## Written request
Go through the data below and copy it exactly, skipping every picture.
::::
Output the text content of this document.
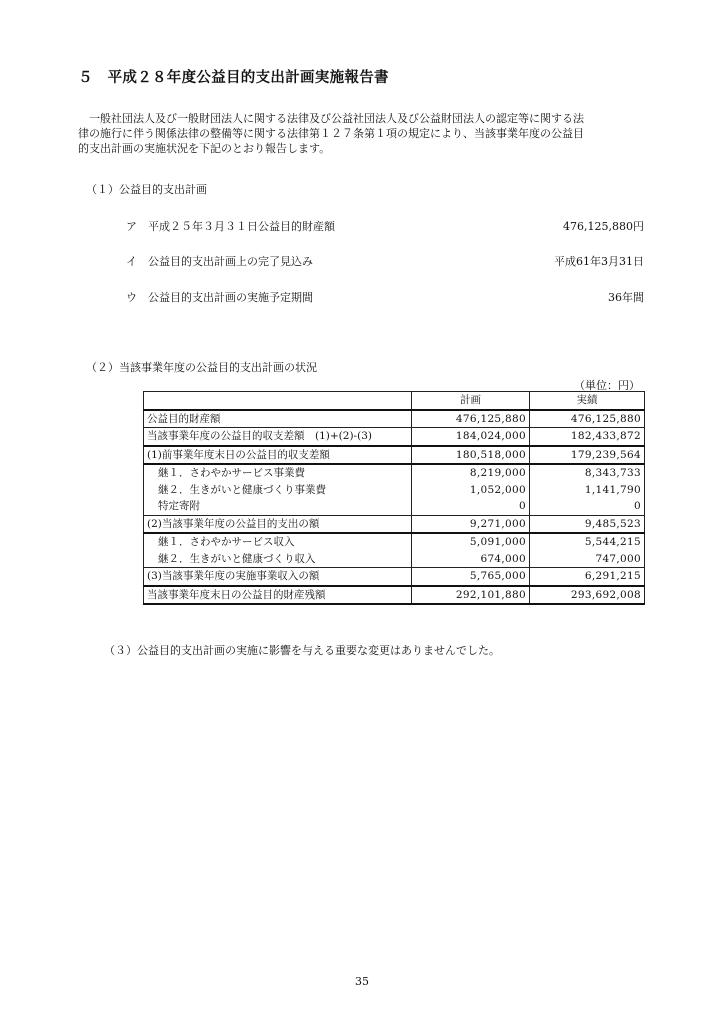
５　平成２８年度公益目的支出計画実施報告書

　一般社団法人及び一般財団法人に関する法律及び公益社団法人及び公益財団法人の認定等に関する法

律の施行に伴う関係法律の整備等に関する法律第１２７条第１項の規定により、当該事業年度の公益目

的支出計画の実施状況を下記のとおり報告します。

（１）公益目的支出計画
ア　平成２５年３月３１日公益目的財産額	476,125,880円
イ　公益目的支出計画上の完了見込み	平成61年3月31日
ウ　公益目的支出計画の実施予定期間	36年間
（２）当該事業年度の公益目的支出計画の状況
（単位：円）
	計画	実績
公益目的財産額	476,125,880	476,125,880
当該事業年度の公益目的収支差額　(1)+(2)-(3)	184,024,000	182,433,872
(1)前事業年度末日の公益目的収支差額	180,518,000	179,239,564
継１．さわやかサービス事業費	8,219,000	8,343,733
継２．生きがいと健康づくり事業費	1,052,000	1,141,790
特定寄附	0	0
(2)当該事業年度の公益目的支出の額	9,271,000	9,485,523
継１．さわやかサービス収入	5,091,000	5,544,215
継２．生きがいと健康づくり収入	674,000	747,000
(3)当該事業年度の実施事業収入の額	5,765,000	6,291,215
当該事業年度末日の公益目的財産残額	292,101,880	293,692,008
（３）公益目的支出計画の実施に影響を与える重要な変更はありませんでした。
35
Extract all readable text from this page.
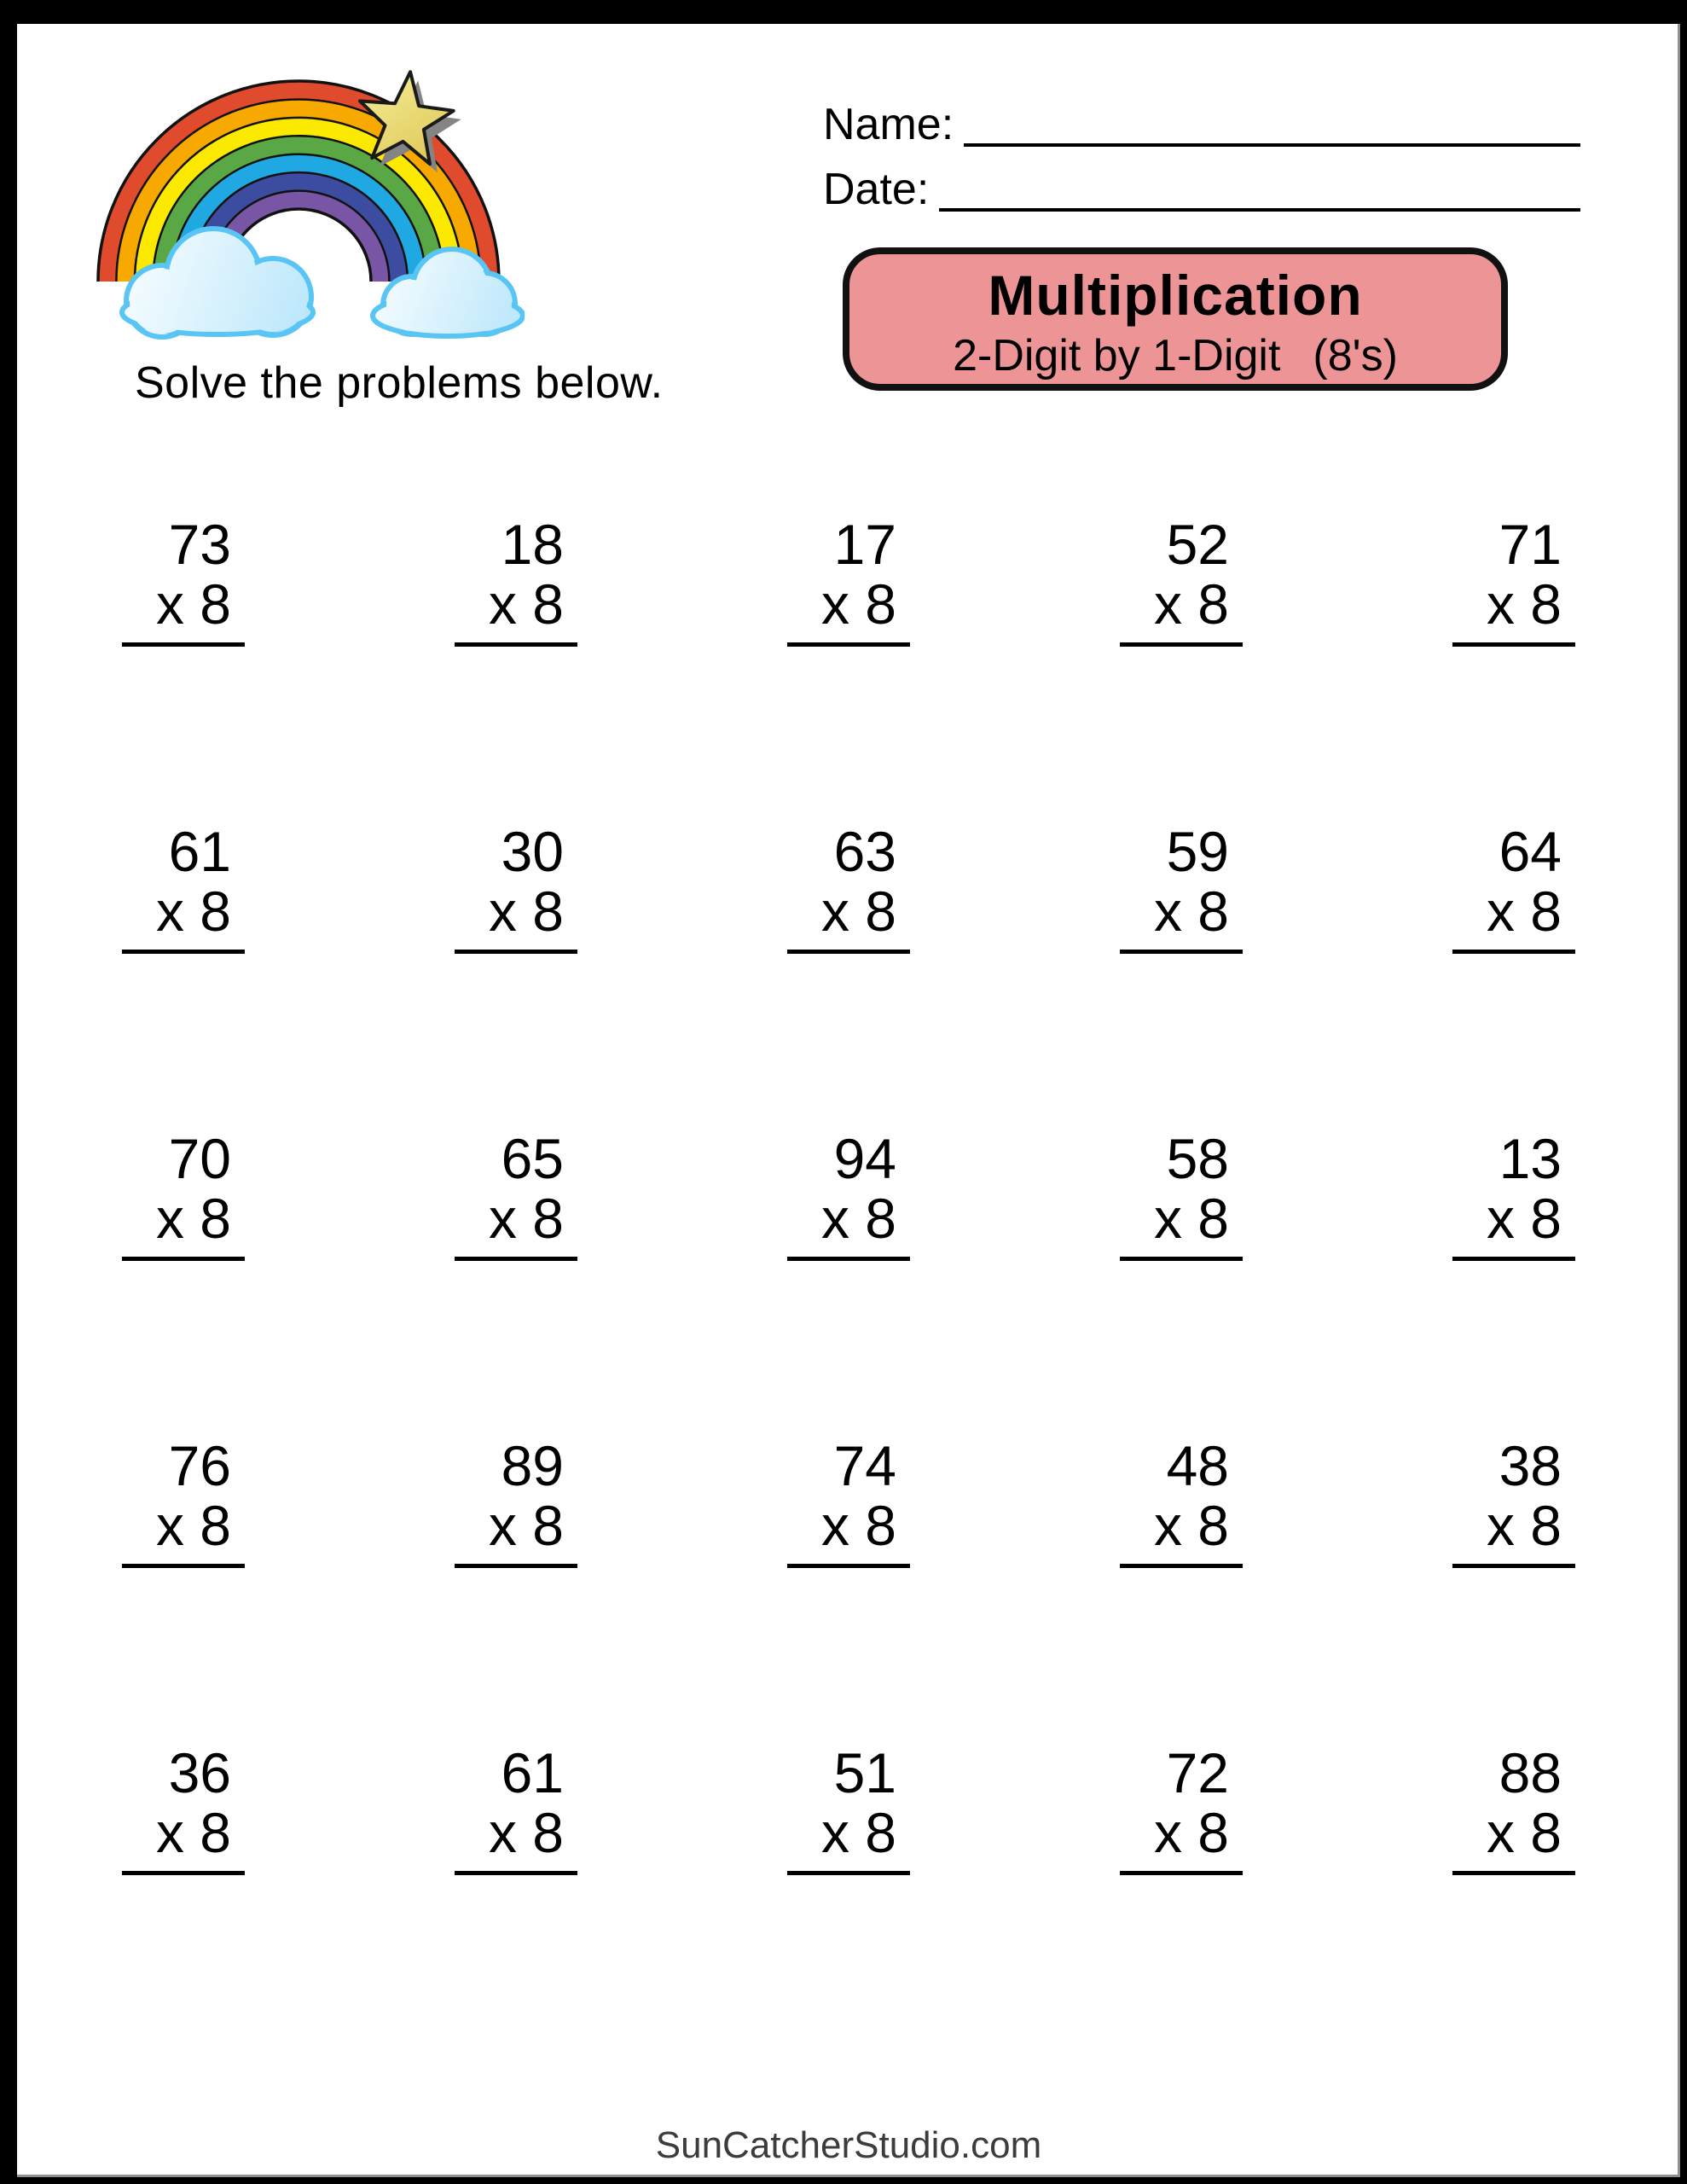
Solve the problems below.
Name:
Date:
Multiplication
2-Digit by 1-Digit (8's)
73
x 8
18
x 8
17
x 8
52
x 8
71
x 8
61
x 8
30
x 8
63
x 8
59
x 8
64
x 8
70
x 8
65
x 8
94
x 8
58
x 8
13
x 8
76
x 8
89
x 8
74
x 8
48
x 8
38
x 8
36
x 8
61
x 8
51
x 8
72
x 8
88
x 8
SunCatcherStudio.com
::::
## Expected output
Output the text content of this document.
５　平成２８年度公益目的支出計画実施報告書

　一般社団法人及び一般財団法人に関する法律及び公益社団法人及び公益財団法人の認定等に関する法

律の施行に伴う関係法律の整備等に関する法律第１２７条第１項の規定により、当該事業年度の公益目

的支出計画の実施状況を下記のとおり報告します。

（１）公益目的支出計画
ア　平成２５年３月３１日公益目的財産額	476,125,880円
イ　公益目的支出計画上の完了見込み	平成61年3月31日
ウ　公益目的支出計画の実施予定期間	36年間
（２）当該事業年度の公益目的支出計画の状況
（単位：円）
	計画	実績
公益目的財産額	476,125,880	476,125,880
当該事業年度の公益目的収支差額　(1)+(2)-(3)	184,024,000	182,433,872
(1)前事業年度末日の公益目的収支差額	180,518,000	179,239,564
継１．さわやかサービス事業費	8,219,000	8,343,733
継２．生きがいと健康づくり事業費	1,052,000	1,141,790
特定寄附	0	0
(2)当該事業年度の公益目的支出の額	9,271,000	9,485,523
継１．さわやかサービス収入	5,091,000	5,544,215
継２．生きがいと健康づくり収入	674,000	747,000
(3)当該事業年度の実施事業収入の額	5,765,000	6,291,215
当該事業年度末日の公益目的財産残額	292,101,880	293,692,008
（３）公益目的支出計画の実施に影響を与える重要な変更はありませんでした。
35
Extract all readable text from this page.
Solve the problems below.
Name:
Date:
Multiplication
2-Digit by 1-Digit (8's)
73
x 8
18
x 8
17
x 8
52
x 8
71
x 8
61
x 8
30
x 8
63
x 8
59
x 8
64
x 8
70
x 8
65
x 8
94
x 8
58
x 8
13
x 8
76
x 8
89
x 8
74
x 8
48
x 8
38
x 8
36
x 8
61
x 8
51
x 8
72
x 8
88
x 8
SunCatcherStudio.com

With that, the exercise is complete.